• _What you should do_
All of the data must be printed exactly; please include every line.

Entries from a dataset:
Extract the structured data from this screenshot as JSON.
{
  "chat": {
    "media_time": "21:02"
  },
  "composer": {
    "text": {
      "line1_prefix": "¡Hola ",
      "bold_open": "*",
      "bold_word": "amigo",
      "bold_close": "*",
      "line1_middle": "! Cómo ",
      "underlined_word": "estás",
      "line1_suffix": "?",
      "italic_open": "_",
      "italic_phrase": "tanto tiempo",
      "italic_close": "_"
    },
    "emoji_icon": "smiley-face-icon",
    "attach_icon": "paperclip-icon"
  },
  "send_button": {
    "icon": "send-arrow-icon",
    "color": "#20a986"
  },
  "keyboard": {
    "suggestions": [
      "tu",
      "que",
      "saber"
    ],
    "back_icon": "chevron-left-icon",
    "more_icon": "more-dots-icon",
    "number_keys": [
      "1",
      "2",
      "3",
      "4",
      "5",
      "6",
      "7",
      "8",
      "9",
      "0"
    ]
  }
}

• _The reply_
Extract the structured data from this screenshot as JSON.
{
  "chat": {
    "media_time": "21:02"
  },
  "composer": {
    "text": {
      "line1_prefix": "¡Hola ",
      "bold_open": "*",
      "bold_word": "amigo",
      "bold_close": "*",
      "line1_middle": "! Cómo ",
      "underlined_word": "estás",
      "line1_suffix": "?",
      "italic_open": "_",
      "italic_phrase": "tanto tiempo",
      "italic_close": "_"
    },
    "emoji_icon": "smiley-face-icon",
    "attach_icon": "paperclip-icon"
  },
  "send_button": {
    "icon": "send-arrow-icon",
    "color": "#20a986"
  },
  "keyboard": {
    "suggestions": [
      "tu",
      "que",
      "saber"
    ],
    "back_icon": "chevron-left-icon",
    "more_icon": "more-dots-icon",
    "number_keys": [
      "1",
      "2",
      "3",
      "4",
      "5",
      "6",
      "7",
      "8",
      "9",
      "0"
    ]
  }
}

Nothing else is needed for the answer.